#### Task goal
Return every line of the material exactly.

Extracted records:
******************************
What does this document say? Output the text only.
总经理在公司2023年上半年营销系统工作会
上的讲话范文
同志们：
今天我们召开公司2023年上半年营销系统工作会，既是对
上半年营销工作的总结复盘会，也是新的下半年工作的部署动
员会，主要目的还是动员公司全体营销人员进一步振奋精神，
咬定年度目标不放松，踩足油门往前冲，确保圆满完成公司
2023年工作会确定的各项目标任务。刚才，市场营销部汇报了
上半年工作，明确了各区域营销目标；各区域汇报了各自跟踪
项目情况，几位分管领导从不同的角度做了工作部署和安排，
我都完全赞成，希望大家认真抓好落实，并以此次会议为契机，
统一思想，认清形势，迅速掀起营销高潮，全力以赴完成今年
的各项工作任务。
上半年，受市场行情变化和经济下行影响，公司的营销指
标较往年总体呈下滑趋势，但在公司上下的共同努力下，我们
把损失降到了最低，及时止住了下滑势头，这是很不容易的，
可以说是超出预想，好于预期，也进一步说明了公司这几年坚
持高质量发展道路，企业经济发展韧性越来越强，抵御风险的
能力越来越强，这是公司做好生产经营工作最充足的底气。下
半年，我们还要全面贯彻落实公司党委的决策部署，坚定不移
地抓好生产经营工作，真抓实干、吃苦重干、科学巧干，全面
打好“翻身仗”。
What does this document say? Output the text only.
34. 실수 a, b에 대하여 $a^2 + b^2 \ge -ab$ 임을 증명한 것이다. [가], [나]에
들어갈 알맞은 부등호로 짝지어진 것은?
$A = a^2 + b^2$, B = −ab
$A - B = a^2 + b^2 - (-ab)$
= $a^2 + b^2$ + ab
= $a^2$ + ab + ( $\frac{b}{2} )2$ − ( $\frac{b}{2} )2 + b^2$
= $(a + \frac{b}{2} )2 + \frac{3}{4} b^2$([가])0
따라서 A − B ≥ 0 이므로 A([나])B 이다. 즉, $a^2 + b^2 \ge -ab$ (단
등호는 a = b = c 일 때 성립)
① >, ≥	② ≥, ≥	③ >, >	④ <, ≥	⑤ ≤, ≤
******************************
#### Output of the task
What does this document say? Output the text only.
总经理在公司2023年上半年营销系统工作会
上的讲话范文
同志们：
今天我们召开公司2023年上半年营销系统工作会，既是对
上半年营销工作的总结复盘会，也是新的下半年工作的部署动
员会，主要目的还是动员公司全体营销人员进一步振奋精神，
咬定年度目标不放松，踩足油门往前冲，确保圆满完成公司
2023年工作会确定的各项目标任务。刚才，市场营销部汇报了
上半年工作，明确了各区域营销目标；各区域汇报了各自跟踪
项目情况，几位分管领导从不同的角度做了工作部署和安排，
我都完全赞成，希望大家认真抓好落实，并以此次会议为契机，
统一思想，认清形势，迅速掀起营销高潮，全力以赴完成今年
的各项工作任务。
上半年，受市场行情变化和经济下行影响，公司的营销指
标较往年总体呈下滑趋势，但在公司上下的共同努力下，我们
把损失降到了最低，及时止住了下滑势头，这是很不容易的，
可以说是超出预想，好于预期，也进一步说明了公司这几年坚
持高质量发展道路，企业经济发展韧性越来越强，抵御风险的
能力越来越强，这是公司做好生产经营工作最充足的底气。下
半年，我们还要全面贯彻落实公司党委的决策部署，坚定不移
地抓好生产经营工作，真抓实干、吃苦重干、科学巧干，全面
打好“翻身仗”。
What does this document say? Output the text only.
34. 실수 a, b에 대하여 $a^2 + b^2 \ge -ab$ 임을 증명한 것이다. [가], [나]에
들어갈 알맞은 부등호로 짝지어진 것은?
$A = a^2 + b^2$, B = −ab
$A - B = a^2 + b^2 - (-ab)$
= $a^2 + b^2$ + ab
= $a^2$ + ab + ( $\frac{b}{2} )2$ − ( $\frac{b}{2} )2 + b^2$
= $(a + \frac{b}{2} )2 + \frac{3}{4} b^2$([가])0
따라서 A − B ≥ 0 이므로 A([나])B 이다. 즉, $a^2 + b^2 \ge -ab$ (단
등호는 a = b = c 일 때 성립)
① >, ≥	② ≥, ≥	③ >, >	④ <, ≥	⑤ ≤, ≤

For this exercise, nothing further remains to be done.